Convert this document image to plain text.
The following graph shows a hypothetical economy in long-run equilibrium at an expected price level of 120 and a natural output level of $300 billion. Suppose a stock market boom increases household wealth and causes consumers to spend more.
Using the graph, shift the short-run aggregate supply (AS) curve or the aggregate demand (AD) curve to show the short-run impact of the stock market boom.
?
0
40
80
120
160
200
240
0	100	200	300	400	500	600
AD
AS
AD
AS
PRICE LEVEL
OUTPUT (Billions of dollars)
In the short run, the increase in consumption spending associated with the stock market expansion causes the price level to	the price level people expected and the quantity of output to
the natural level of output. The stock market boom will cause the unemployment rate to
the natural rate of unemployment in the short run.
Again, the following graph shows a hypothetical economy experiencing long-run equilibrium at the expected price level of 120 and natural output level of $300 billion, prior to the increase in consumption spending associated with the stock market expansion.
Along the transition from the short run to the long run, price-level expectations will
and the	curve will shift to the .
....................
From the entries above, collect every line with the string "rate" in it.

- SOLUTION TO THE EXERCISE:
the natural level of output. The stock market boom will cause the unemployment rate to
the natural rate of unemployment in the short run.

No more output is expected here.